Task instructions: Gather every line that includes the word "ctag", please.

Record set:
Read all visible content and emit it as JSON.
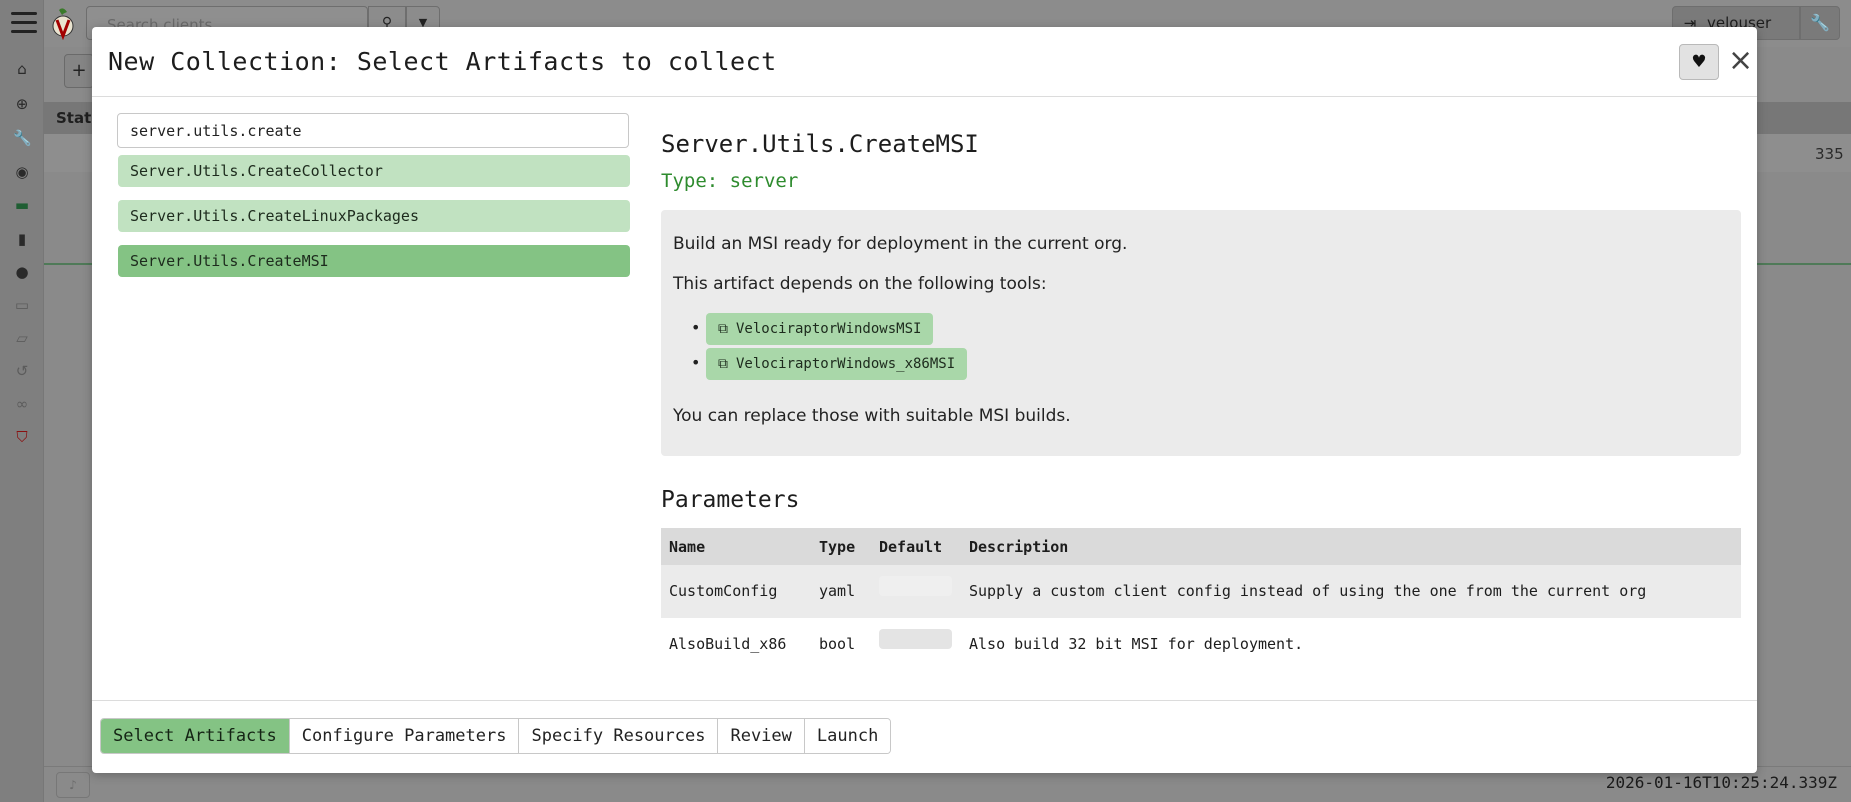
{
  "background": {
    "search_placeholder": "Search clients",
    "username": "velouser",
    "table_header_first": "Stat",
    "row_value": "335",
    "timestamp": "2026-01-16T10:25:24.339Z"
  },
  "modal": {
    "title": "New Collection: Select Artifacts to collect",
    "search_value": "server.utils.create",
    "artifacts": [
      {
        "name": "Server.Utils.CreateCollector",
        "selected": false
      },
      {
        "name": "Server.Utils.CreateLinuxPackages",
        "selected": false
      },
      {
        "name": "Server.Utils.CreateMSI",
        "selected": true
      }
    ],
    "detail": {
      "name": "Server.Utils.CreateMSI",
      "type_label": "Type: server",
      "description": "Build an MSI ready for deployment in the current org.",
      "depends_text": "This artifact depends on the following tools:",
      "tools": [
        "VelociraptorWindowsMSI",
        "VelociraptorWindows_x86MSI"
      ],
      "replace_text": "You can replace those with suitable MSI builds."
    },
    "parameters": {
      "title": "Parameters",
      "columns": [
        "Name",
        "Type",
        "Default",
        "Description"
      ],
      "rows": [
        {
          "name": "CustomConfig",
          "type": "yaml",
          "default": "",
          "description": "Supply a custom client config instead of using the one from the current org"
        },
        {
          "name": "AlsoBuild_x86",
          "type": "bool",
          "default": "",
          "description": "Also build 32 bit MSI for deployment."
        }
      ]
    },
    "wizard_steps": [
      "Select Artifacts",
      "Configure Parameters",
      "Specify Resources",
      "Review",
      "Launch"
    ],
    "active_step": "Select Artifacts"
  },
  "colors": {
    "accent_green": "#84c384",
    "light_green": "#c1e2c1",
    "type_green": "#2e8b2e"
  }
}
* * *
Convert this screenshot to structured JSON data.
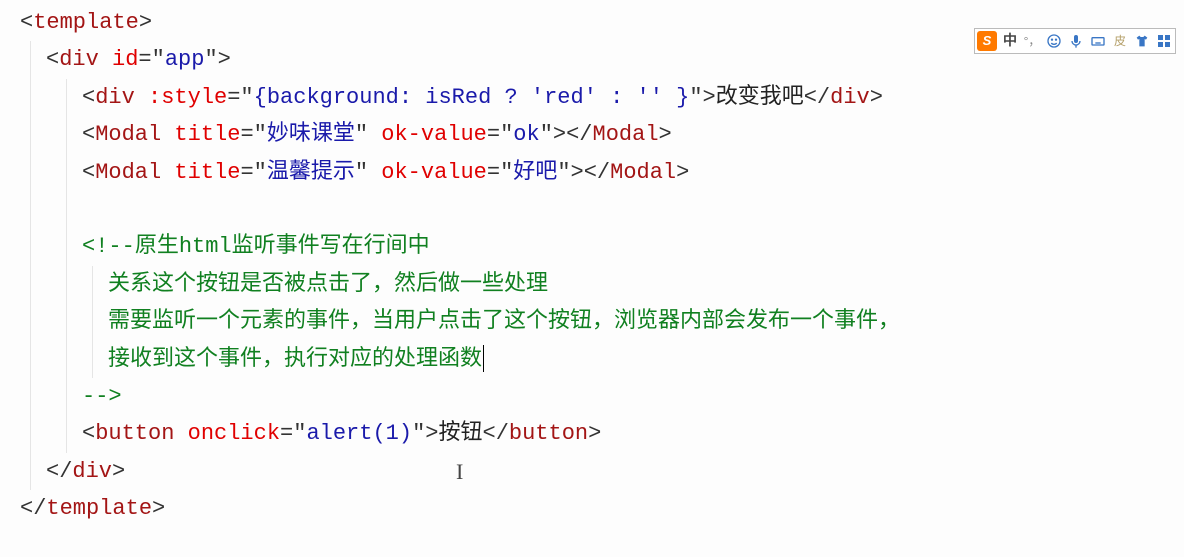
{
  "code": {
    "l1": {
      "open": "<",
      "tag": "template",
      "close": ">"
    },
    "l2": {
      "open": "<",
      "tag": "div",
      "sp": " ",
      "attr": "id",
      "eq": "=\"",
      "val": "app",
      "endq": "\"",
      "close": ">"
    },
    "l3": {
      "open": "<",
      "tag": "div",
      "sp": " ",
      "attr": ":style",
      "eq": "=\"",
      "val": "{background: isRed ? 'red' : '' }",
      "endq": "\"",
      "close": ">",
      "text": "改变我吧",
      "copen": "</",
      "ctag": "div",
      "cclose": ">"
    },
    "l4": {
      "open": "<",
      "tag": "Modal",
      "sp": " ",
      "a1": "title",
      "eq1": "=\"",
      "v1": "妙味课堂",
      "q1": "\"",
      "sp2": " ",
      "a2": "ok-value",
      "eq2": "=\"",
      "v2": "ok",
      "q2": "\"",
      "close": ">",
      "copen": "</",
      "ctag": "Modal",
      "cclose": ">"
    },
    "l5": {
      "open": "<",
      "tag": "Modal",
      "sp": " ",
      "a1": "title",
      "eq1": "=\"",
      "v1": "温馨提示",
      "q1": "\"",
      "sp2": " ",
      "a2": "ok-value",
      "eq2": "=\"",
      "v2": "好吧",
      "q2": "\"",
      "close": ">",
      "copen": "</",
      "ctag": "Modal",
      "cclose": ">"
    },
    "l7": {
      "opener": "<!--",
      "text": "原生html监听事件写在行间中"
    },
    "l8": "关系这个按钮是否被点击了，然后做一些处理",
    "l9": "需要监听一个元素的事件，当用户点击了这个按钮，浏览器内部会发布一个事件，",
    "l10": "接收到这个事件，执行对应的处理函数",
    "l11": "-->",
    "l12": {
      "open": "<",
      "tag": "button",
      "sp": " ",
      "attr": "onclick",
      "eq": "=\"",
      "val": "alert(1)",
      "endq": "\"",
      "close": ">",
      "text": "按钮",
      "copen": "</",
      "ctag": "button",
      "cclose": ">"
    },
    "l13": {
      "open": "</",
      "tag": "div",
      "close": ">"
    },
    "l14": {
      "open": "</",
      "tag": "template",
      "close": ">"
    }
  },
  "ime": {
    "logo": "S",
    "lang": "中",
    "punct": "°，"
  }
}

Right answer:
      "ctag": "div",
      "ctag": "Modal",
      "ctag": "Modal",
      "ctag": "button",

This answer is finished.